__GIVEN INSTRUCTION__: Skip the pictures. Transcribe the rest of the data below without changing a word.

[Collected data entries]
________________

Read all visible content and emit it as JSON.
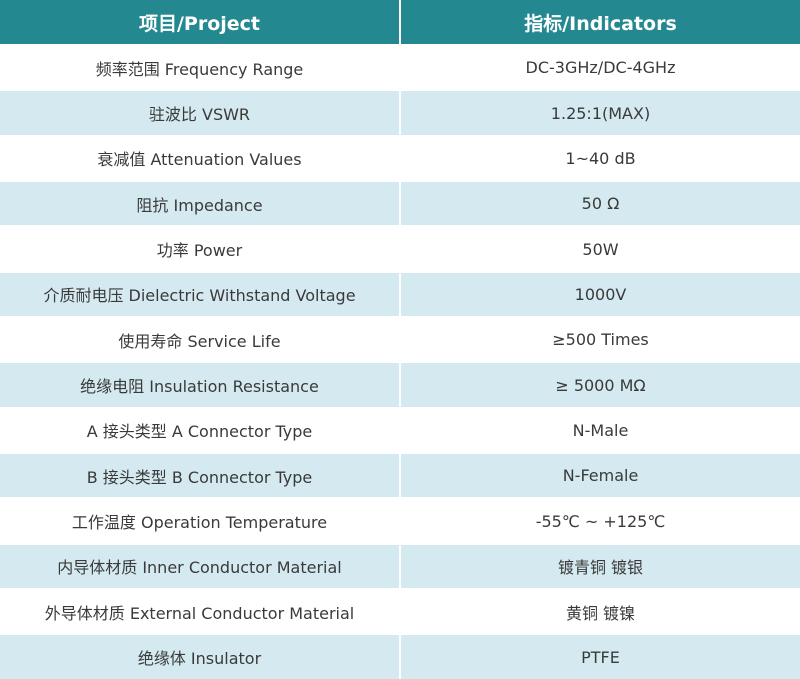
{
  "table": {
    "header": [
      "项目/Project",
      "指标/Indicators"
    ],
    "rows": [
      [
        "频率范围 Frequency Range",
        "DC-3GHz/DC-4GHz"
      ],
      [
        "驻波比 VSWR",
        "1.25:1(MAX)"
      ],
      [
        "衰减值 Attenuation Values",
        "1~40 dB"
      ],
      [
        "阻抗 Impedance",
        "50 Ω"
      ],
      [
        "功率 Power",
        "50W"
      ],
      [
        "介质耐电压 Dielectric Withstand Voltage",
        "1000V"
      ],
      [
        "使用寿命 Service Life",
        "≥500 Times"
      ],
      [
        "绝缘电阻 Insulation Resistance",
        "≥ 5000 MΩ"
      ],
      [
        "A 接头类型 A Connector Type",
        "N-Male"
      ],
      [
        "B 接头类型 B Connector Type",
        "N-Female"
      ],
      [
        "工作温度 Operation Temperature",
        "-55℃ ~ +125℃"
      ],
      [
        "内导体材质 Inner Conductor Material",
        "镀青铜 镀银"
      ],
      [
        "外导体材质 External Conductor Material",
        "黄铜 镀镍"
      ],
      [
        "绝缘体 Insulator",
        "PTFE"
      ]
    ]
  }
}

________________

__THE COMPLETED TASK__:
Read all visible content and emit it as JSON.
{
  "table": {
    "header": [
      "项目/Project",
      "指标/Indicators"
    ],
    "rows": [
      [
        "频率范围 Frequency Range",
        "DC-3GHz/DC-4GHz"
      ],
      [
        "驻波比 VSWR",
        "1.25:1(MAX)"
      ],
      [
        "衰减值 Attenuation Values",
        "1~40 dB"
      ],
      [
        "阻抗 Impedance",
        "50 Ω"
      ],
      [
        "功率 Power",
        "50W"
      ],
      [
        "介质耐电压 Dielectric Withstand Voltage",
        "1000V"
      ],
      [
        "使用寿命 Service Life",
        "≥500 Times"
      ],
      [
        "绝缘电阻 Insulation Resistance",
        "≥ 5000 MΩ"
      ],
      [
        "A 接头类型 A Connector Type",
        "N-Male"
      ],
      [
        "B 接头类型 B Connector Type",
        "N-Female"
      ],
      [
        "工作温度 Operation Temperature",
        "-55℃ ~ +125℃"
      ],
      [
        "内导体材质 Inner Conductor Material",
        "镀青铜 镀银"
      ],
      [
        "外导体材质 External Conductor Material",
        "黄铜 镀镍"
      ],
      [
        "绝缘体 Insulator",
        "PTFE"
      ]
    ]
  }
}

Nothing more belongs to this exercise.